Dataset:
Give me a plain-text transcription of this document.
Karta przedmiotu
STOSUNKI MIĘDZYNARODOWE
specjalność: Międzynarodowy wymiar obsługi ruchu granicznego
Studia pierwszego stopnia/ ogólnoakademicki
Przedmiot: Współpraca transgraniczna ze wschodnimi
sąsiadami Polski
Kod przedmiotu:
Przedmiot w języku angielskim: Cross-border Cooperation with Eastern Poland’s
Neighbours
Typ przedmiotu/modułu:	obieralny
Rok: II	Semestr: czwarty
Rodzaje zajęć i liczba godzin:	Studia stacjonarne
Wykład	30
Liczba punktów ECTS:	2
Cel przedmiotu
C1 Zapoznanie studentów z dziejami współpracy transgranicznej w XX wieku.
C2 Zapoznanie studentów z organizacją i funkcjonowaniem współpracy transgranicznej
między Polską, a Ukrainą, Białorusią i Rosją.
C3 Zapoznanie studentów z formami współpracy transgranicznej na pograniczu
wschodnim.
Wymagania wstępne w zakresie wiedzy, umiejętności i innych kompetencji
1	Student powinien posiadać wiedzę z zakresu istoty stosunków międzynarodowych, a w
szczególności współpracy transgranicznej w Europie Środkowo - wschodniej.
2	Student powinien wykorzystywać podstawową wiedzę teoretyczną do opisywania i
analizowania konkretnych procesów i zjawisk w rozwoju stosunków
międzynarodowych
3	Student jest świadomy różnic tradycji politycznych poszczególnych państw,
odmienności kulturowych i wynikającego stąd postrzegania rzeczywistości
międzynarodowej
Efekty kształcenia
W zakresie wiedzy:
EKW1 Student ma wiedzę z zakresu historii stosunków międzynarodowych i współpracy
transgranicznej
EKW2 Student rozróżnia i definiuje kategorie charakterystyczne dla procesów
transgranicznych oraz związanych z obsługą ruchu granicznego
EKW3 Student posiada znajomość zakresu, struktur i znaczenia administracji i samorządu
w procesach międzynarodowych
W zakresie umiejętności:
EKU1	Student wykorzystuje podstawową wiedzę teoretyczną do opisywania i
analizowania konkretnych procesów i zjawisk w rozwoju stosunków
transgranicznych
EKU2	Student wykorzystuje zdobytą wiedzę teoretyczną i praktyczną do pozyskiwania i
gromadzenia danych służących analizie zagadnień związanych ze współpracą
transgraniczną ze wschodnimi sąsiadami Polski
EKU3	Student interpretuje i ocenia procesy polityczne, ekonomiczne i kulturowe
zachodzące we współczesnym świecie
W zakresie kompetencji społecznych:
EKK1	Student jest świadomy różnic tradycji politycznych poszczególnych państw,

Directive: Exactly reproduce every line found in the records.

Response to the exercise:
Give me a plain-text transcription of this document.
Karta przedmiotu
STOSUNKI MIĘDZYNARODOWE
specjalność: Międzynarodowy wymiar obsługi ruchu granicznego
Studia pierwszego stopnia/ ogólnoakademicki
Przedmiot: Współpraca transgraniczna ze wschodnimi
sąsiadami Polski
Kod przedmiotu:
Przedmiot w języku angielskim: Cross-border Cooperation with Eastern Poland’s
Neighbours
Typ przedmiotu/modułu:	obieralny
Rok: II	Semestr: czwarty
Rodzaje zajęć i liczba godzin:	Studia stacjonarne
Wykład	30
Liczba punktów ECTS:	2
Cel przedmiotu
C1 Zapoznanie studentów z dziejami współpracy transgranicznej w XX wieku.
C2 Zapoznanie studentów z organizacją i funkcjonowaniem współpracy transgranicznej
między Polską, a Ukrainą, Białorusią i Rosją.
C3 Zapoznanie studentów z formami współpracy transgranicznej na pograniczu
wschodnim.
Wymagania wstępne w zakresie wiedzy, umiejętności i innych kompetencji
1	Student powinien posiadać wiedzę z zakresu istoty stosunków międzynarodowych, a w
szczególności współpracy transgranicznej w Europie Środkowo - wschodniej.
2	Student powinien wykorzystywać podstawową wiedzę teoretyczną do opisywania i
analizowania konkretnych procesów i zjawisk w rozwoju stosunków
międzynarodowych
3	Student jest świadomy różnic tradycji politycznych poszczególnych państw,
odmienności kulturowych i wynikającego stąd postrzegania rzeczywistości
międzynarodowej
Efekty kształcenia
W zakresie wiedzy:
EKW1 Student ma wiedzę z zakresu historii stosunków międzynarodowych i współpracy
transgranicznej
EKW2 Student rozróżnia i definiuje kategorie charakterystyczne dla procesów
transgranicznych oraz związanych z obsługą ruchu granicznego
EKW3 Student posiada znajomość zakresu, struktur i znaczenia administracji i samorządu
w procesach międzynarodowych
W zakresie umiejętności:
EKU1	Student wykorzystuje podstawową wiedzę teoretyczną do opisywania i
analizowania konkretnych procesów i zjawisk w rozwoju stosunków
transgranicznych
EKU2	Student wykorzystuje zdobytą wiedzę teoretyczną i praktyczną do pozyskiwania i
gromadzenia danych służących analizie zagadnień związanych ze współpracą
transgraniczną ze wschodnimi sąsiadami Polski
EKU3	Student interpretuje i ocenia procesy polityczne, ekonomiczne i kulturowe
zachodzące we współczesnym świecie
W zakresie kompetencji społecznych:
EKK1	Student jest świadomy różnic tradycji politycznych poszczególnych państw,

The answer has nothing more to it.